— Start EXTRACTED ENTRIES —

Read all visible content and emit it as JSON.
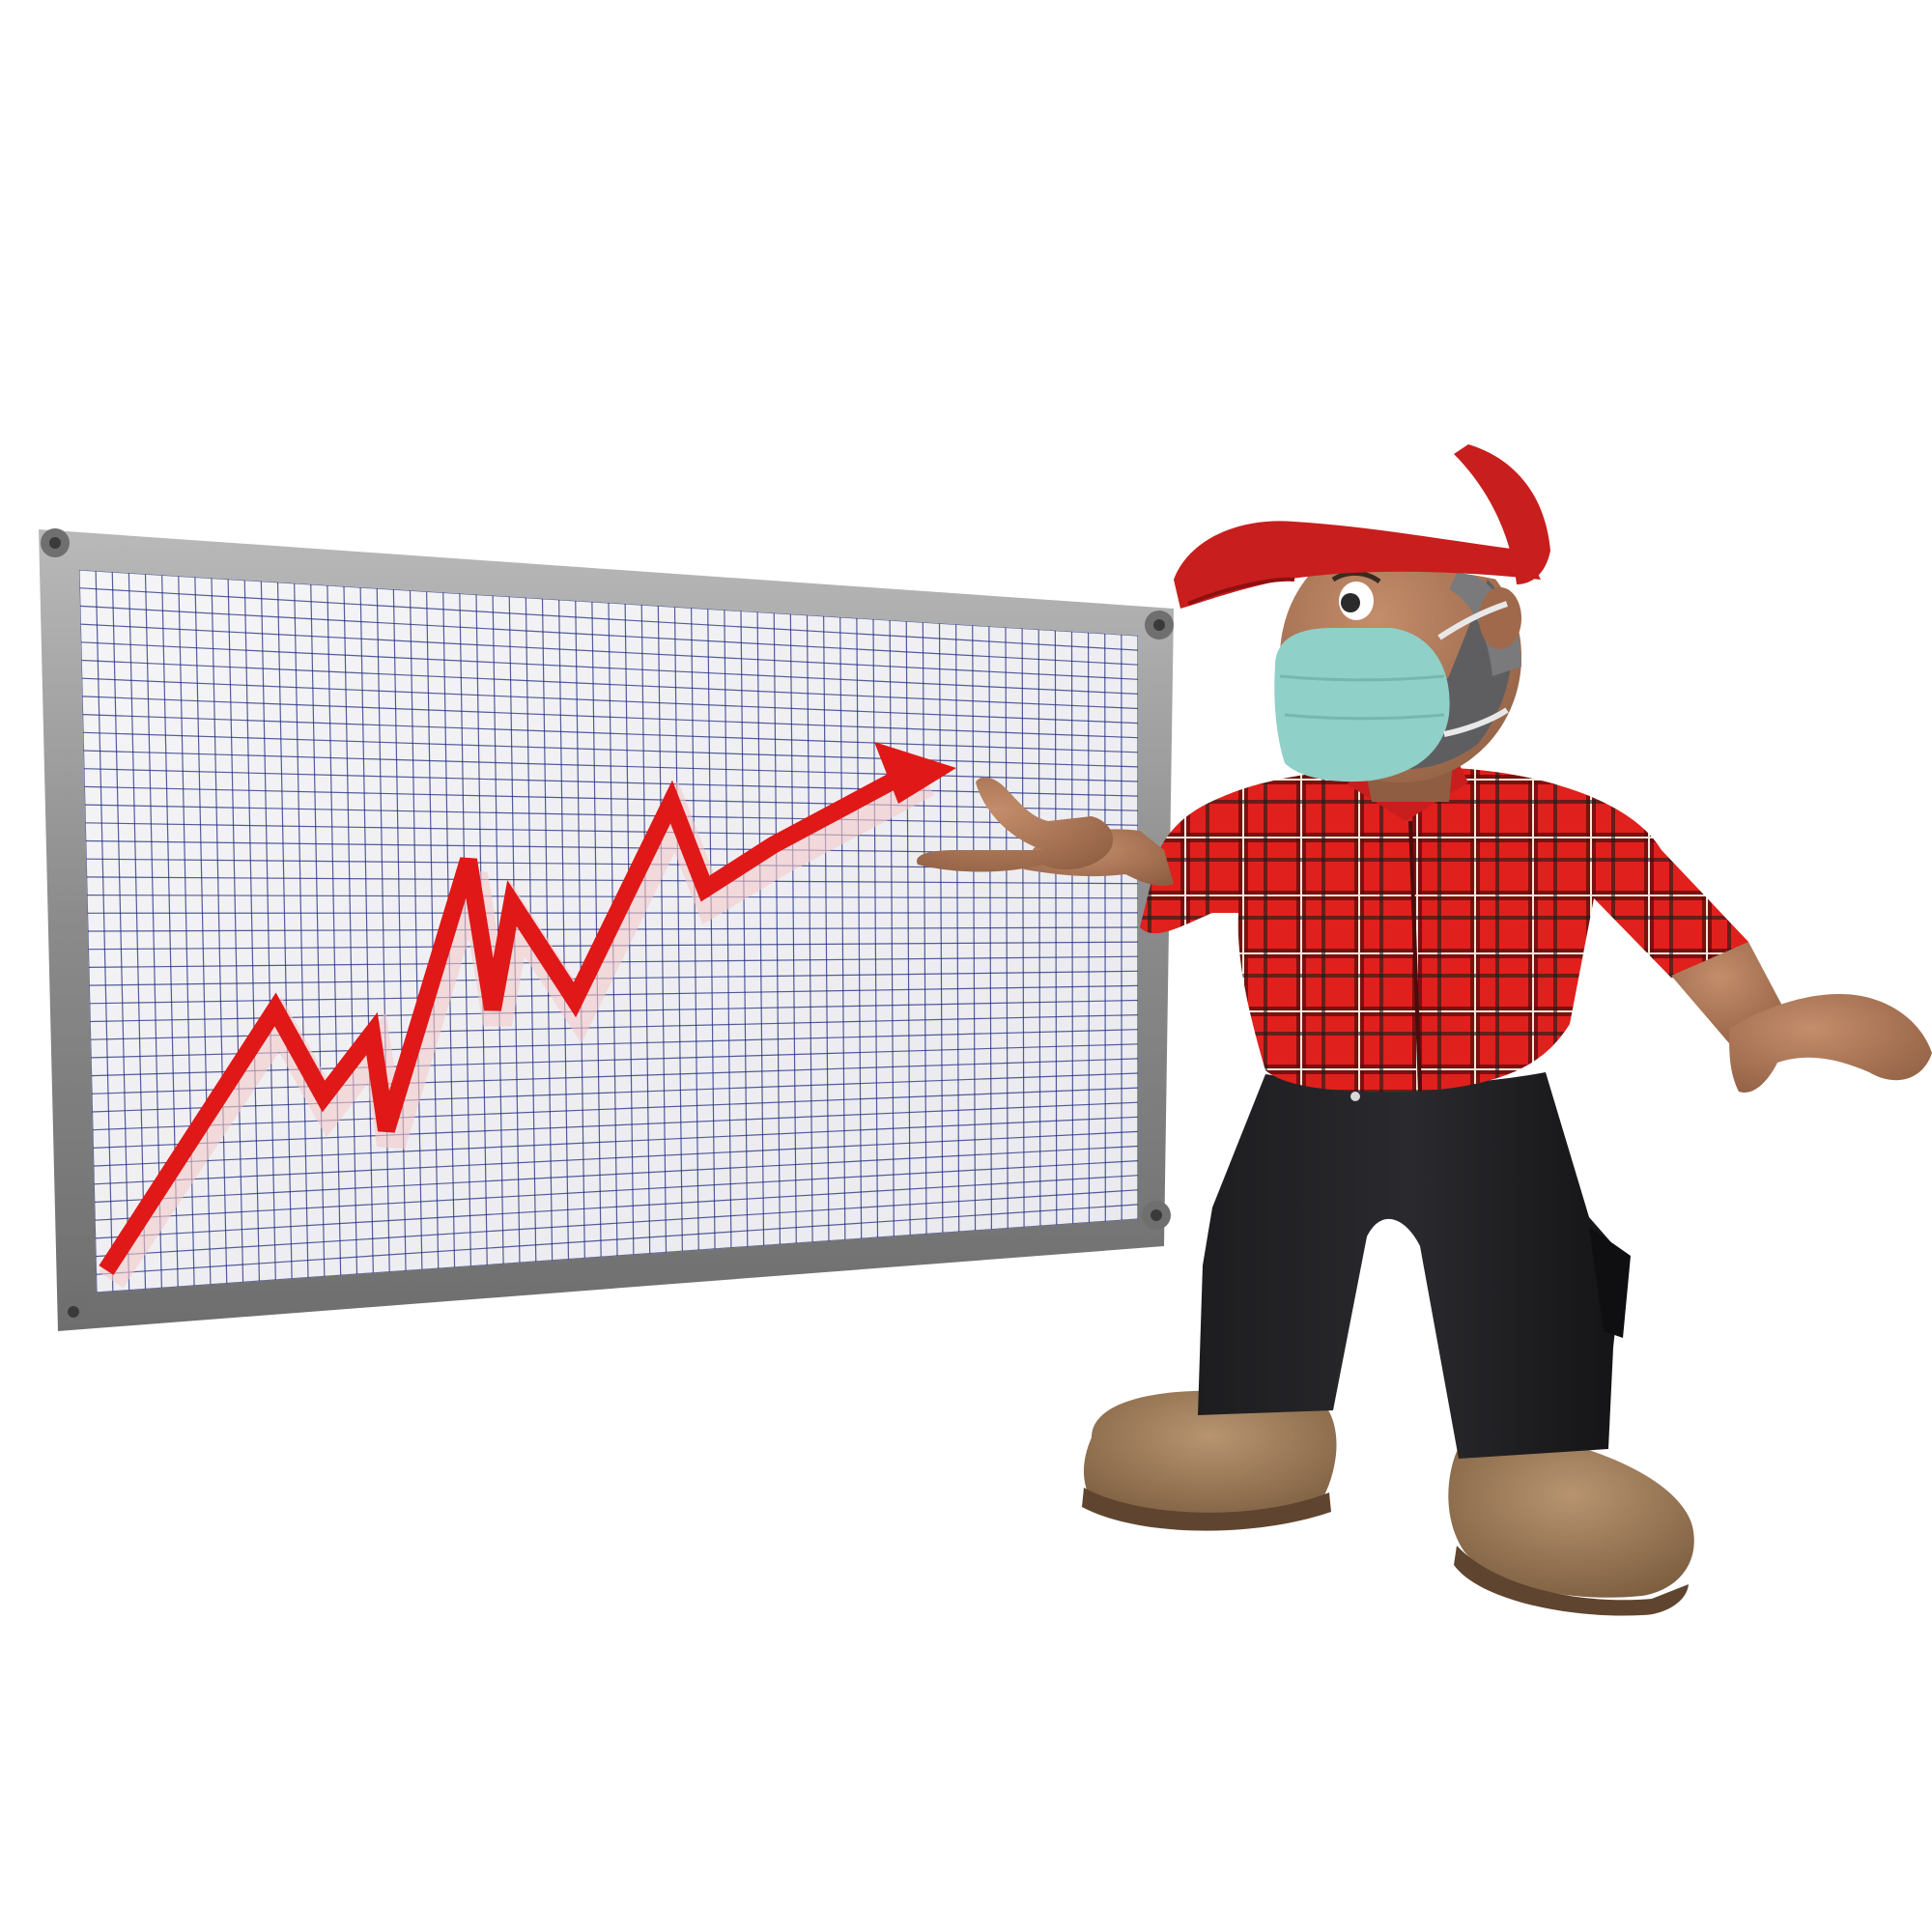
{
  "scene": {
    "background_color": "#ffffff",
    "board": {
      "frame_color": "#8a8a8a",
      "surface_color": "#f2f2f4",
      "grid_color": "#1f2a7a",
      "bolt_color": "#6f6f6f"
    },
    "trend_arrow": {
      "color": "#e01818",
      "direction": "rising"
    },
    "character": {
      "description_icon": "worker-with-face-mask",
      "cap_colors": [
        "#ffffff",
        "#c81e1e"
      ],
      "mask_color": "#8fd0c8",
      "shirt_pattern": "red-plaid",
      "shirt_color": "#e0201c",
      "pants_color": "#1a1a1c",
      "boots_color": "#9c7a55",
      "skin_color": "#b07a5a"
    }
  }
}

— End EXTRACTED ENTRIES —

#### [CHALLENGE]
Keep the pictures out of your copy, and repeat every entry above exactly.

#### [EXERCISE RESULT]
Read all visible content and emit it as JSON.
{
  "scene": {
    "background_color": "#ffffff",
    "board": {
      "frame_color": "#8a8a8a",
      "surface_color": "#f2f2f4",
      "grid_color": "#1f2a7a",
      "bolt_color": "#6f6f6f"
    },
    "trend_arrow": {
      "color": "#e01818",
      "direction": "rising"
    },
    "character": {
      "description_icon": "worker-with-face-mask",
      "cap_colors": [
        "#ffffff",
        "#c81e1e"
      ],
      "mask_color": "#8fd0c8",
      "shirt_pattern": "red-plaid",
      "shirt_color": "#e0201c",
      "pants_color": "#1a1a1c",
      "boots_color": "#9c7a55",
      "skin_color": "#b07a5a"
    }
  }
}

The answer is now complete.